====== RECORDS SHOWN ======

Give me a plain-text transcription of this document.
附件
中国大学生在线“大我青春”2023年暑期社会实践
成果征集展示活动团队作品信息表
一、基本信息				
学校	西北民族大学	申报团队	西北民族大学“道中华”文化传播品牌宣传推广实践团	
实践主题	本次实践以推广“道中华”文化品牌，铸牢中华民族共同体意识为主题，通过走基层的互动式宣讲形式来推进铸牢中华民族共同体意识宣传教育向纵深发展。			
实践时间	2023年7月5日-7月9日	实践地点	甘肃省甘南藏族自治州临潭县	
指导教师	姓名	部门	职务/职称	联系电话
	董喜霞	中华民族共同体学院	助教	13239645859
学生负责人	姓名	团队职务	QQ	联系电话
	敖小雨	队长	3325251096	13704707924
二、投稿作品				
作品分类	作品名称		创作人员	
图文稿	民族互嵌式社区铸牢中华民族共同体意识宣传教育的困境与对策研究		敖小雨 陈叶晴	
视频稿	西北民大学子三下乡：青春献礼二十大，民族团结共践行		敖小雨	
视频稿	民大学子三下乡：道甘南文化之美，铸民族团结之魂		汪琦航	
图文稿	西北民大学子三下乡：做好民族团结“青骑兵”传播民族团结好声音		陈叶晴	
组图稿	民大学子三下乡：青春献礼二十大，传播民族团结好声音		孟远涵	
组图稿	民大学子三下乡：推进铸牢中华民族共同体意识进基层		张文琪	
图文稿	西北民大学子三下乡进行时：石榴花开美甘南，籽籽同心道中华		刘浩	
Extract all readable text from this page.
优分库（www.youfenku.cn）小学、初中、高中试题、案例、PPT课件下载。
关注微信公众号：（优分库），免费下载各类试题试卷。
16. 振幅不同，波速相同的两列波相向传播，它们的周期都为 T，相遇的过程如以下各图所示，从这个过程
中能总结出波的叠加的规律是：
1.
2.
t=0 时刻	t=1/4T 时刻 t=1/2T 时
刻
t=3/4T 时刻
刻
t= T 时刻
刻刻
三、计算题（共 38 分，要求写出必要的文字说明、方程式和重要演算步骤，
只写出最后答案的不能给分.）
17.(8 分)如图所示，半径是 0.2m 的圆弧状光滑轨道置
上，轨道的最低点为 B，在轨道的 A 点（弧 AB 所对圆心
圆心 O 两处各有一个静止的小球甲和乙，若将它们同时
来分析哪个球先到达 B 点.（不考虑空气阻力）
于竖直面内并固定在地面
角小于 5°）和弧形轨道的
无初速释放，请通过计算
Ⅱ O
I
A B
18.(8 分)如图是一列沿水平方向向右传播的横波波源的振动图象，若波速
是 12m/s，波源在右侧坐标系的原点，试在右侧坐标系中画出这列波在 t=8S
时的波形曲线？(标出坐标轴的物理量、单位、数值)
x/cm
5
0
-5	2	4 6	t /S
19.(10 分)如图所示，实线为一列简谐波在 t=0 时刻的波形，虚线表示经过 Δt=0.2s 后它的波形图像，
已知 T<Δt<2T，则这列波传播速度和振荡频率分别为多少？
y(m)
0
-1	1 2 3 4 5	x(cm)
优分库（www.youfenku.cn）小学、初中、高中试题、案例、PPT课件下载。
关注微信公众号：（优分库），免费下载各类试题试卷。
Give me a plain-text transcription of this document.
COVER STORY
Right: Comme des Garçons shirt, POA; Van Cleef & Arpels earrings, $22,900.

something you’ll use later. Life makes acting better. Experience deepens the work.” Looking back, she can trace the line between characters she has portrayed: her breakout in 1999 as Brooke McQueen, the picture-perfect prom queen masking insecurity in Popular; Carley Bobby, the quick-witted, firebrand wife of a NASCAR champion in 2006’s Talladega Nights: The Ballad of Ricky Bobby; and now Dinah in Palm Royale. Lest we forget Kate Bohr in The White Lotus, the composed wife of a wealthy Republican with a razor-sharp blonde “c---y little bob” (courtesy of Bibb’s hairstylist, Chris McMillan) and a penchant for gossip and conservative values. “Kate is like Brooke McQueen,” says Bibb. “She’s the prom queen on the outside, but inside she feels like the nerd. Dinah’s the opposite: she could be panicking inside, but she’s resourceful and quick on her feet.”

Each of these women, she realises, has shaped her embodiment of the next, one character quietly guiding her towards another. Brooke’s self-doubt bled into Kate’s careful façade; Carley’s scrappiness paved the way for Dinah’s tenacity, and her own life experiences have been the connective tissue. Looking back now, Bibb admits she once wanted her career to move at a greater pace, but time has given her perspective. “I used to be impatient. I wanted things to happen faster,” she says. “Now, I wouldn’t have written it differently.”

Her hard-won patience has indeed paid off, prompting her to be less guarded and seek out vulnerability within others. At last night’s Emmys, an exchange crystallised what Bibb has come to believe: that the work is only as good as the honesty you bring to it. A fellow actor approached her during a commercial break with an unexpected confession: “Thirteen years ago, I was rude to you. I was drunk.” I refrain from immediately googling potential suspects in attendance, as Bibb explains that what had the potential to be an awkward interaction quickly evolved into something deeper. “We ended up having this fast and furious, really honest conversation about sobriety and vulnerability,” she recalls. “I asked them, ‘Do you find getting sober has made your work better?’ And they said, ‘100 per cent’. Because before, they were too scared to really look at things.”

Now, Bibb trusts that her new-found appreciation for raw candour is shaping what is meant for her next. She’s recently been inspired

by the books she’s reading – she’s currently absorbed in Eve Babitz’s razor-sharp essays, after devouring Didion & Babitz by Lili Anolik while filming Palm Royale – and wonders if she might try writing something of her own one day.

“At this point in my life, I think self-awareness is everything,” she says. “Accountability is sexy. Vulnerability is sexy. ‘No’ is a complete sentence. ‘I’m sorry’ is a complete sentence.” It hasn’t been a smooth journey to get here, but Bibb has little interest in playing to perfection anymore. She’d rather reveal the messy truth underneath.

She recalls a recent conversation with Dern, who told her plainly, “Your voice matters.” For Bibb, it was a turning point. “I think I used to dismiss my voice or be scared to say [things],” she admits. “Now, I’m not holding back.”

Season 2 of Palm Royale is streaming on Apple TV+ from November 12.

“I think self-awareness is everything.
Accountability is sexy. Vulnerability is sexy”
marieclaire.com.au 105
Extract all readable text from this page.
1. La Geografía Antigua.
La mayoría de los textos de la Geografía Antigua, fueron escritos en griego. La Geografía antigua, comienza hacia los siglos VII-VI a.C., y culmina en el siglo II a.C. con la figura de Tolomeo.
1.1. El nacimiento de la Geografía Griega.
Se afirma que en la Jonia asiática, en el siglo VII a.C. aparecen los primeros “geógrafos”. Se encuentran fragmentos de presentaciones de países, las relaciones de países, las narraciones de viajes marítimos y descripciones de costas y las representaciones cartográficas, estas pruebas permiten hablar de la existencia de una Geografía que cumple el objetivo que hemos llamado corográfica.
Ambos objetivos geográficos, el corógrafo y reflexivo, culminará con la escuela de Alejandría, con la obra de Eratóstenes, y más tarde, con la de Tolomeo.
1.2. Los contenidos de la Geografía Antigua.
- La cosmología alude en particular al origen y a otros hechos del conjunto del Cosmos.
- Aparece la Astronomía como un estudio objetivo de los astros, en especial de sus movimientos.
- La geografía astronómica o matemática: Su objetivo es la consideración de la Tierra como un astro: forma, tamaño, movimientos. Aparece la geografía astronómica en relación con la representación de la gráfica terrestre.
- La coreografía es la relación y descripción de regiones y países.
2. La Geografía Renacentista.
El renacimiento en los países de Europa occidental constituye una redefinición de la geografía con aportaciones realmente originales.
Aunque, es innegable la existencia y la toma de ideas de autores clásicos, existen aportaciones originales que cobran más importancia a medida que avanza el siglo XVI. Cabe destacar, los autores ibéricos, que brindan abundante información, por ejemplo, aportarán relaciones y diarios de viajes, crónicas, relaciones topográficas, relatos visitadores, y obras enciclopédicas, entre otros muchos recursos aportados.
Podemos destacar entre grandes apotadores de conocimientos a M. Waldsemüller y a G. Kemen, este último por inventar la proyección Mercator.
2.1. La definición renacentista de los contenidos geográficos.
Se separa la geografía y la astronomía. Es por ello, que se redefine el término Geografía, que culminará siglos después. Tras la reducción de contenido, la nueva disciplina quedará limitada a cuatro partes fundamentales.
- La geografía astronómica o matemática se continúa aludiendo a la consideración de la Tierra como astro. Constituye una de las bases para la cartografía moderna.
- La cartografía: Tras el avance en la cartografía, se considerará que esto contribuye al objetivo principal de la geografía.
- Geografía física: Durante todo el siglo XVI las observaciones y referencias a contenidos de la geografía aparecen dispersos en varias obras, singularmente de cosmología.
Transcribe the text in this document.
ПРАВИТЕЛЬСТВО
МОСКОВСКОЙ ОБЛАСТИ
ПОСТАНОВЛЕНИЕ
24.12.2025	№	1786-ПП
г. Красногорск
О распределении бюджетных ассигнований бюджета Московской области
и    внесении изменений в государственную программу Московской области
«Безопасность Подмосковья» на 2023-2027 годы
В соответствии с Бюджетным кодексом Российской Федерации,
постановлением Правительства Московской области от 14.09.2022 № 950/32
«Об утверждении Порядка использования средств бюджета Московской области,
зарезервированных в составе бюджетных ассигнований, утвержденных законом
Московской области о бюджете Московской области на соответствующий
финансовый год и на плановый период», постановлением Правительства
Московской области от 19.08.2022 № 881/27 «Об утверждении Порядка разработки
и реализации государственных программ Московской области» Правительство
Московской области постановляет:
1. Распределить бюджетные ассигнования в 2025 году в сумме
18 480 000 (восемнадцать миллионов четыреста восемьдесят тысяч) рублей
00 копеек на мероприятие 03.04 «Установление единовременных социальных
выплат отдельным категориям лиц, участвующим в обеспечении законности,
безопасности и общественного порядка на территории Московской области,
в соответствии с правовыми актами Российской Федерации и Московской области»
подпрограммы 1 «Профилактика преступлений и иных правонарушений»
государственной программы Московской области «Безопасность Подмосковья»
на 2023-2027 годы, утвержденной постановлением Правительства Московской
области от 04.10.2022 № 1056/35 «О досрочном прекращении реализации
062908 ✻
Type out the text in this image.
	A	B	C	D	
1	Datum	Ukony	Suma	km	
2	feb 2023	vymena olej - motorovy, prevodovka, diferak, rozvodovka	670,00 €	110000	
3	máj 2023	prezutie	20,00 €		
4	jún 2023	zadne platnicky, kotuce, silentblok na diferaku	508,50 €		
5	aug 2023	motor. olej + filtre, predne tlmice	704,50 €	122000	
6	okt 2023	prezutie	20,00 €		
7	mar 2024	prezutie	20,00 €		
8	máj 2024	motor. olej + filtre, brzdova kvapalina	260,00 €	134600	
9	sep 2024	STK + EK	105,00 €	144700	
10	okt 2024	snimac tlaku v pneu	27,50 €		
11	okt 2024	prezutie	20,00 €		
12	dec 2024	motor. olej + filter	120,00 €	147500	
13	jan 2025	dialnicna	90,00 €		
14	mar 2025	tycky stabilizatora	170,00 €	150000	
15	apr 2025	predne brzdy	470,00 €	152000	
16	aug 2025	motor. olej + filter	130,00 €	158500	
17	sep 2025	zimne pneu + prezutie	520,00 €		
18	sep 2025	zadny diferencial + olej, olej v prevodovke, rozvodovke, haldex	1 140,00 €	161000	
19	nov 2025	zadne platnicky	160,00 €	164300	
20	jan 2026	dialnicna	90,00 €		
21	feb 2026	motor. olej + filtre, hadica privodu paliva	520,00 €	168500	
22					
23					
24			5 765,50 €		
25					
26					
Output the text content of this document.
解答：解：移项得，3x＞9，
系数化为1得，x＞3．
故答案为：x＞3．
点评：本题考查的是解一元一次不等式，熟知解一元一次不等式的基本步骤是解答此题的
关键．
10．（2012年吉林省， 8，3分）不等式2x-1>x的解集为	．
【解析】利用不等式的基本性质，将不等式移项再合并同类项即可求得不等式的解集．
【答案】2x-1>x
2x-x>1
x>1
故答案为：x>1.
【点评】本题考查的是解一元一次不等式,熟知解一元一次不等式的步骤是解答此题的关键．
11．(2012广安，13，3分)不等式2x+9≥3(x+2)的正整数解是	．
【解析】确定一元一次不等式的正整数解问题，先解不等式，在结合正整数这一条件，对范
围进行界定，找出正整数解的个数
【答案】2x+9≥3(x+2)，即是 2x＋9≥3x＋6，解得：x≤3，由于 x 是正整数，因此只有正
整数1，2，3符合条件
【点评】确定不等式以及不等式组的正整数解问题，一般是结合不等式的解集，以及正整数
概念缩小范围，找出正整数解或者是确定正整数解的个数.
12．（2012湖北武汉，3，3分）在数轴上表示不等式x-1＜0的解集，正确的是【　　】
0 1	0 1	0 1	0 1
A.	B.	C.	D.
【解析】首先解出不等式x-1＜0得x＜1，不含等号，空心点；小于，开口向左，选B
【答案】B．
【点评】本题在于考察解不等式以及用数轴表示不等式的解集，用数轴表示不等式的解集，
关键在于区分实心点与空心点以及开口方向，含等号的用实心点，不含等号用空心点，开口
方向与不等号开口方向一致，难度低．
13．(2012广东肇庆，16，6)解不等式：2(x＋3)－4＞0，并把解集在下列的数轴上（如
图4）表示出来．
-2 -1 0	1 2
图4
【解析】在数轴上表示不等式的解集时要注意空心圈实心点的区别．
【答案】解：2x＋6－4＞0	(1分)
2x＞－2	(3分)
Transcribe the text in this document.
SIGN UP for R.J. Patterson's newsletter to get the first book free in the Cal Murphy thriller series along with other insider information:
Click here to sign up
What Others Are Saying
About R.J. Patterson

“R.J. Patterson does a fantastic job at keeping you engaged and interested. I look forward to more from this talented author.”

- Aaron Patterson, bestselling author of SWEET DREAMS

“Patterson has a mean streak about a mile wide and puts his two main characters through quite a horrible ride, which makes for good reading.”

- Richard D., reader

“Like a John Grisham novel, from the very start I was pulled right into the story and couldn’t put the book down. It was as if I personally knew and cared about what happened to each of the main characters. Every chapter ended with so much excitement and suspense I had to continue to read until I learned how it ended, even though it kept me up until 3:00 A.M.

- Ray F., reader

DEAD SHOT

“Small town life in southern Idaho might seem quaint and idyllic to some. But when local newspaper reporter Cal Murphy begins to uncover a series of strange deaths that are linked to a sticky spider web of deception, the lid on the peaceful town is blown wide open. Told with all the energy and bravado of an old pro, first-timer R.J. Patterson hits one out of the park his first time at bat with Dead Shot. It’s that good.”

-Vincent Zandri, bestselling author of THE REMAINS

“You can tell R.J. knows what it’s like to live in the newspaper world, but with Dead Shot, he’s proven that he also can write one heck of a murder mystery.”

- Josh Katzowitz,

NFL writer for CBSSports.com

======

- **TASK OBJECTIVE**:
Where a line holds the string "platnicky", copy that line.

- **RESPONSE FOR THIS EXERCISE**:
4	jún 2023	zadne platnicky, kotuce, silentblok na diferaku	508,50 €		
19	nov 2025	zadne platnicky	160,00 €	164300	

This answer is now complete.